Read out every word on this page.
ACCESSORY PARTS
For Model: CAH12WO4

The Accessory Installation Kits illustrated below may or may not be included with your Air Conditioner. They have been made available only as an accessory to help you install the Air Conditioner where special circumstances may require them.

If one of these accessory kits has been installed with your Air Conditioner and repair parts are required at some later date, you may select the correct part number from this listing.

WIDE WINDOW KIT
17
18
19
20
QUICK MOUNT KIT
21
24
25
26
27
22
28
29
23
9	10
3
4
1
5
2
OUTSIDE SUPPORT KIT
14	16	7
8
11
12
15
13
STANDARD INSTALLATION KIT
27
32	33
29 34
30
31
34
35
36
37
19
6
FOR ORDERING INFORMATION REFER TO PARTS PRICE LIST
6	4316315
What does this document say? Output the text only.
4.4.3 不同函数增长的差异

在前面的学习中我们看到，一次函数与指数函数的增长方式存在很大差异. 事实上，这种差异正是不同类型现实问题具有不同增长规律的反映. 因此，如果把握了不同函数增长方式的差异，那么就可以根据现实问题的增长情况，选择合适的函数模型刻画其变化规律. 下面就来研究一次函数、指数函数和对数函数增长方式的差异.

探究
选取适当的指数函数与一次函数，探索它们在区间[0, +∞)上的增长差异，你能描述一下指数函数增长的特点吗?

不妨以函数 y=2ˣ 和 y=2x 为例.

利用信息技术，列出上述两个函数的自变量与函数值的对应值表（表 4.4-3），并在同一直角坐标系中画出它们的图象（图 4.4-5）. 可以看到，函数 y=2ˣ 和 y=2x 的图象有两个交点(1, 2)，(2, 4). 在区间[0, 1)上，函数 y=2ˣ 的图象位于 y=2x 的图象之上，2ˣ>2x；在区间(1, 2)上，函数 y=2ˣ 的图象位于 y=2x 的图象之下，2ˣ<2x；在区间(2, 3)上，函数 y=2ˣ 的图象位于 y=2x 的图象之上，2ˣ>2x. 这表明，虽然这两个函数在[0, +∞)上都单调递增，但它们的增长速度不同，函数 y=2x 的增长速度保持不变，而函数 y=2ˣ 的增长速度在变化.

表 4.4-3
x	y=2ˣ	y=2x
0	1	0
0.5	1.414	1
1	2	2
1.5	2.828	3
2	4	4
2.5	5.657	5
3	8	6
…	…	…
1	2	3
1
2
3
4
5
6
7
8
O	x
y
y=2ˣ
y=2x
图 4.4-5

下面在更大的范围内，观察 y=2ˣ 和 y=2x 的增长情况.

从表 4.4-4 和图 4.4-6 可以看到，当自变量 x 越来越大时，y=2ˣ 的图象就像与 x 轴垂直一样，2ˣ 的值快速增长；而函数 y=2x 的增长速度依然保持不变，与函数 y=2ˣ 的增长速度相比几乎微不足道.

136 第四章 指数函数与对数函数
·····
*GIVEN EXERCISE*. How many of the lines above hold "your"? Answer with only the number.

*OUTPUT OF THE TASK*. 2